Challenge — Report how many lines of the entries below contain the word "nous", and nothing more.

Extracted records

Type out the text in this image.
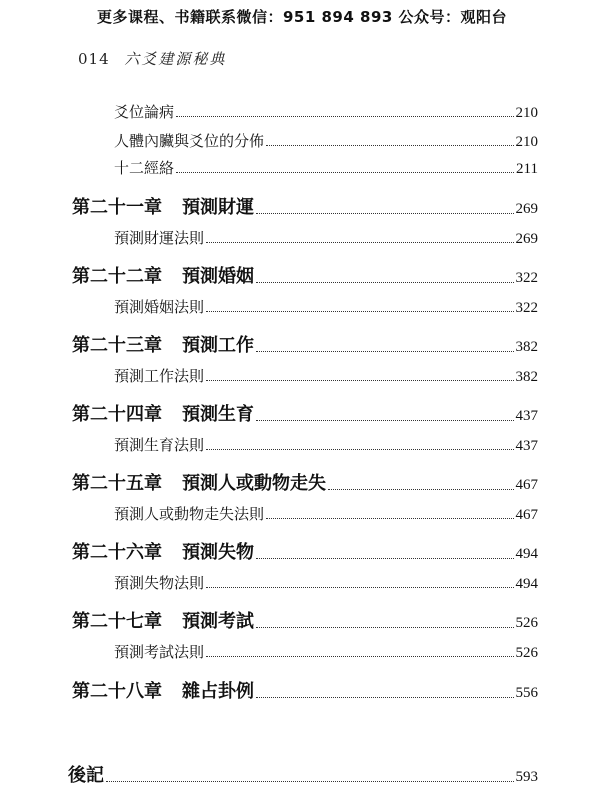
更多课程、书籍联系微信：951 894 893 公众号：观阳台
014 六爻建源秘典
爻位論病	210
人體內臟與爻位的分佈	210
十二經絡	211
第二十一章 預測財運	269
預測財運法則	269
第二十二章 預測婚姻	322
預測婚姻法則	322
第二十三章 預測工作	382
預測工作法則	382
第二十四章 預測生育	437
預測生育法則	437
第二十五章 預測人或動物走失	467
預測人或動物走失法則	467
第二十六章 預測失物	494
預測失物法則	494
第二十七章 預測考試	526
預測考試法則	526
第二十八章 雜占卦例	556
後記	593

* * *

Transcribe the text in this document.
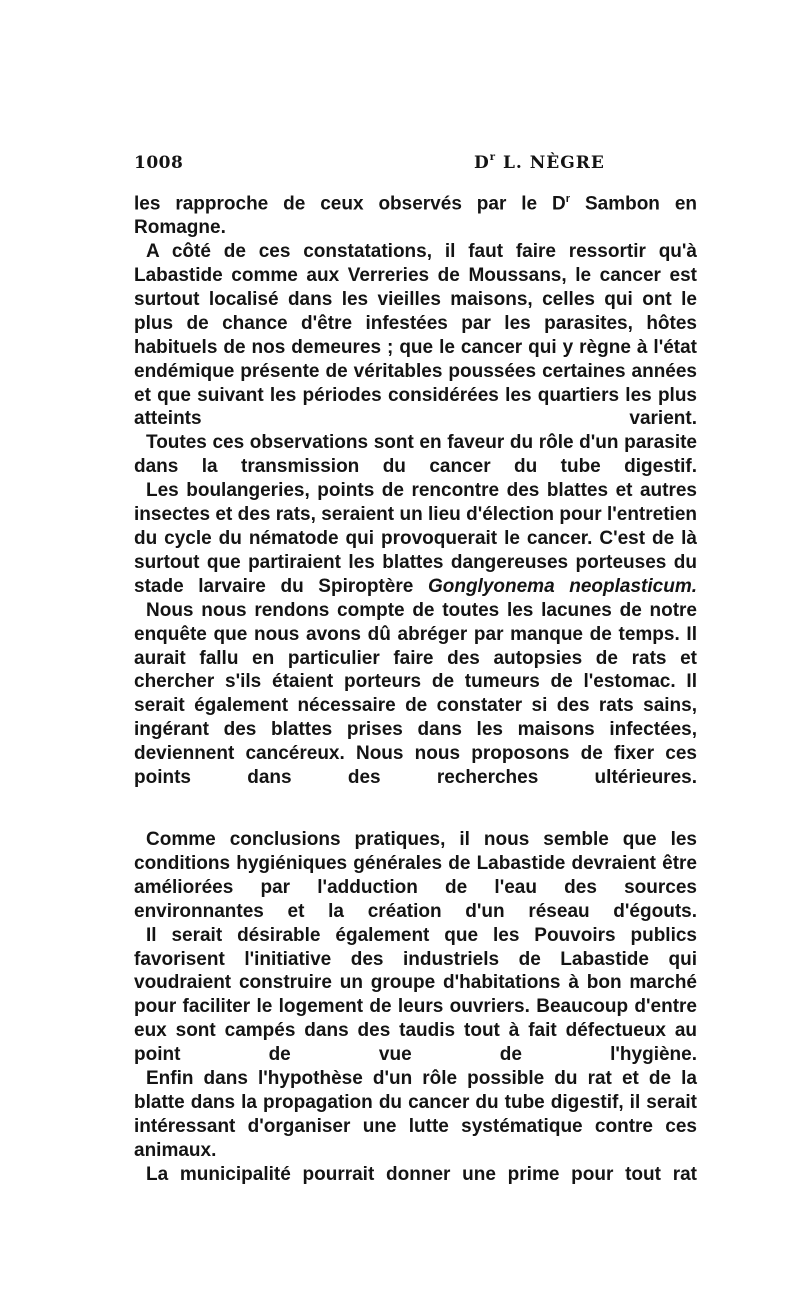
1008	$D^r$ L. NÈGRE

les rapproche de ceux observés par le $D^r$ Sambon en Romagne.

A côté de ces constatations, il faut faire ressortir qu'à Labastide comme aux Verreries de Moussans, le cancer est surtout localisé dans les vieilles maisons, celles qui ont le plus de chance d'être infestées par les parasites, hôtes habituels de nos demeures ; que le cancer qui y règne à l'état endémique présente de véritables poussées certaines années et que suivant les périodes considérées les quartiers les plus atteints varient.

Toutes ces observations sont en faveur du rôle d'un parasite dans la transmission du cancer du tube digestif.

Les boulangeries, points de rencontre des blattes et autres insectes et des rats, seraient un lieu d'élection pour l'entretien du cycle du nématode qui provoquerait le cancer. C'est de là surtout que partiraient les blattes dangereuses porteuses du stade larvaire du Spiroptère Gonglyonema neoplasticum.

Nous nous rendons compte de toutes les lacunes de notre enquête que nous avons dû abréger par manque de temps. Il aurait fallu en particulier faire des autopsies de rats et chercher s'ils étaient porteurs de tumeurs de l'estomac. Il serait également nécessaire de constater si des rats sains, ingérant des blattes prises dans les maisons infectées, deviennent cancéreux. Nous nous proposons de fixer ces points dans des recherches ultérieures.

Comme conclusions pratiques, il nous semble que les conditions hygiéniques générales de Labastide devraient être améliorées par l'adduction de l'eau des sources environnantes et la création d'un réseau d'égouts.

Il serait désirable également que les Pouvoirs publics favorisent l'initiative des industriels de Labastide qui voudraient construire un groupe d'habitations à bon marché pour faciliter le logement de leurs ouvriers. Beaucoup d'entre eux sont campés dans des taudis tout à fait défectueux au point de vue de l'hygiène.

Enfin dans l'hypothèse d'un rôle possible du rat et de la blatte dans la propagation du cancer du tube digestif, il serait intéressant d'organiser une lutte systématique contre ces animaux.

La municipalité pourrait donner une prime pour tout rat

Solution for this problem — 2